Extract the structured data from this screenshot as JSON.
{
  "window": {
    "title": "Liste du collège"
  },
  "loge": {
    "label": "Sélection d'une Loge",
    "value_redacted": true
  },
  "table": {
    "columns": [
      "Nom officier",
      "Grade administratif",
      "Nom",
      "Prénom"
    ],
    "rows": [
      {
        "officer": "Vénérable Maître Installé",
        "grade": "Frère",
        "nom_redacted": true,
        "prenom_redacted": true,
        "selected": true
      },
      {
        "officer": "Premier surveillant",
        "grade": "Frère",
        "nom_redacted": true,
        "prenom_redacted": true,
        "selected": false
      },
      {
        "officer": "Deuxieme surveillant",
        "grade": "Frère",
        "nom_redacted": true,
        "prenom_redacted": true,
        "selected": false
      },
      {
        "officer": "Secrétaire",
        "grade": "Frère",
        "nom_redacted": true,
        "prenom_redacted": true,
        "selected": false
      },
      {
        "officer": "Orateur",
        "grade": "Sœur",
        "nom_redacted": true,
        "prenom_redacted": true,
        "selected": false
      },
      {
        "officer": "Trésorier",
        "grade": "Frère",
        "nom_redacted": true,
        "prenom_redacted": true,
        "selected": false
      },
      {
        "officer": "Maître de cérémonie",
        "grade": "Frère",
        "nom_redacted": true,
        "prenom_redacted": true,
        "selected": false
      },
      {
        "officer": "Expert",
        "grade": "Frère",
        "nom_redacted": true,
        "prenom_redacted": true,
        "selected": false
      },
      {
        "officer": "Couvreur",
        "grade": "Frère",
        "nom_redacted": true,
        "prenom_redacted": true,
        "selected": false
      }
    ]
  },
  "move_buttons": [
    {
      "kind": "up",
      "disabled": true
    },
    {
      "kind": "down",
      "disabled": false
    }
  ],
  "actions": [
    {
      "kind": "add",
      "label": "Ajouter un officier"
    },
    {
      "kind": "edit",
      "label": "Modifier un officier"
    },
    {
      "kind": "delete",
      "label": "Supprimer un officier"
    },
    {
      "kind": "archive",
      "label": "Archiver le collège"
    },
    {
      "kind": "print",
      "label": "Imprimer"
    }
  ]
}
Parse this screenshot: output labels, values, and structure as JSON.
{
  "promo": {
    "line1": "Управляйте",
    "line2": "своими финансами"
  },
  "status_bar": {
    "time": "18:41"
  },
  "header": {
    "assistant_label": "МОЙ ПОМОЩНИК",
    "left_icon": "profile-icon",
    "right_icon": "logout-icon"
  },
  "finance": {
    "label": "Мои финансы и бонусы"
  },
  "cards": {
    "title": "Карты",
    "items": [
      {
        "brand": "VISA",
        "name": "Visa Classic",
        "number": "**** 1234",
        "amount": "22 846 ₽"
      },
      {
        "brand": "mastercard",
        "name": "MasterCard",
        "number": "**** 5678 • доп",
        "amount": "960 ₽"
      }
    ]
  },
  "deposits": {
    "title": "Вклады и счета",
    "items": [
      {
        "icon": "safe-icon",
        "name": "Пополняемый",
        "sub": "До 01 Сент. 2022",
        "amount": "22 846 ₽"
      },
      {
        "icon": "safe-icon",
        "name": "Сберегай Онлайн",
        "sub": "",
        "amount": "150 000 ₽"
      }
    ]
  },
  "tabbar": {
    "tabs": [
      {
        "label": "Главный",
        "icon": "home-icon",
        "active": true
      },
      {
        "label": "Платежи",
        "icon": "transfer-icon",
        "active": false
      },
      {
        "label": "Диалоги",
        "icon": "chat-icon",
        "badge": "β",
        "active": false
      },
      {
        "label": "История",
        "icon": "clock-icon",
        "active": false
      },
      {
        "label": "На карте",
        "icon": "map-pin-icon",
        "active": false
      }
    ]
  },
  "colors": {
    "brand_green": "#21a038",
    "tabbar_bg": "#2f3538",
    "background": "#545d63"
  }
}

========================================================================

→ The problem: Each line of the listing above should be output exactly.

→ Written response:
Extract the structured data from this screenshot as JSON.
{
  "window": {
    "title": "Liste du collège"
  },
  "loge": {
    "label": "Sélection d'une Loge",
    "value_redacted": true
  },
  "table": {
    "columns": [
      "Nom officier",
      "Grade administratif",
      "Nom",
      "Prénom"
    ],
    "rows": [
      {
        "officer": "Vénérable Maître Installé",
        "grade": "Frère",
        "nom_redacted": true,
        "prenom_redacted": true,
        "selected": true
      },
      {
        "officer": "Premier surveillant",
        "grade": "Frère",
        "nom_redacted": true,
        "prenom_redacted": true,
        "selected": false
      },
      {
        "officer": "Deuxieme surveillant",
        "grade": "Frère",
        "nom_redacted": true,
        "prenom_redacted": true,
        "selected": false
      },
      {
        "officer": "Secrétaire",
        "grade": "Frère",
        "nom_redacted": true,
        "prenom_redacted": true,
        "selected": false
      },
      {
        "officer": "Orateur",
        "grade": "Sœur",
        "nom_redacted": true,
        "prenom_redacted": true,
        "selected": false
      },
      {
        "officer": "Trésorier",
        "grade": "Frère",
        "nom_redacted": true,
        "prenom_redacted": true,
        "selected": false
      },
      {
        "officer": "Maître de cérémonie",
        "grade": "Frère",
        "nom_redacted": true,
        "prenom_redacted": true,
        "selected": false
      },
      {
        "officer": "Expert",
        "grade": "Frère",
        "nom_redacted": true,
        "prenom_redacted": true,
        "selected": false
      },
      {
        "officer": "Couvreur",
        "grade": "Frère",
        "nom_redacted": true,
        "prenom_redacted": true,
        "selected": false
      }
    ]
  },
  "move_buttons": [
    {
      "kind": "up",
      "disabled": true
    },
    {
      "kind": "down",
      "disabled": false
    }
  ],
  "actions": [
    {
      "kind": "add",
      "label": "Ajouter un officier"
    },
    {
      "kind": "edit",
      "label": "Modifier un officier"
    },
    {
      "kind": "delete",
      "label": "Supprimer un officier"
    },
    {
      "kind": "archive",
      "label": "Archiver le collège"
    },
    {
      "kind": "print",
      "label": "Imprimer"
    }
  ]
}
Parse this screenshot: output labels, values, and structure as JSON.
{
  "promo": {
    "line1": "Управляйте",
    "line2": "своими финансами"
  },
  "status_bar": {
    "time": "18:41"
  },
  "header": {
    "assistant_label": "МОЙ ПОМОЩНИК",
    "left_icon": "profile-icon",
    "right_icon": "logout-icon"
  },
  "finance": {
    "label": "Мои финансы и бонусы"
  },
  "cards": {
    "title": "Карты",
    "items": [
      {
        "brand": "VISA",
        "name": "Visa Classic",
        "number": "**** 1234",
        "amount": "22 846 ₽"
      },
      {
        "brand": "mastercard",
        "name": "MasterCard",
        "number": "**** 5678 • доп",
        "amount": "960 ₽"
      }
    ]
  },
  "deposits": {
    "title": "Вклады и счета",
    "items": [
      {
        "icon": "safe-icon",
        "name": "Пополняемый",
        "sub": "До 01 Сент. 2022",
        "amount": "22 846 ₽"
      },
      {
        "icon": "safe-icon",
        "name": "Сберегай Онлайн",
        "sub": "",
        "amount": "150 000 ₽"
      }
    ]
  },
  "tabbar": {
    "tabs": [
      {
        "label": "Главный",
        "icon": "home-icon",
        "active": true
      },
      {
        "label": "Платежи",
        "icon": "transfer-icon",
        "active": false
      },
      {
        "label": "Диалоги",
        "icon": "chat-icon",
        "badge": "β",
        "active": false
      },
      {
        "label": "История",
        "icon": "clock-icon",
        "active": false
      },
      {
        "label": "На карте",
        "icon": "map-pin-icon",
        "active": false
      }
    ]
  },
  "colors": {
    "brand_green": "#21a038",
    "tabbar_bg": "#2f3538",
    "background": "#545d63"
  }
}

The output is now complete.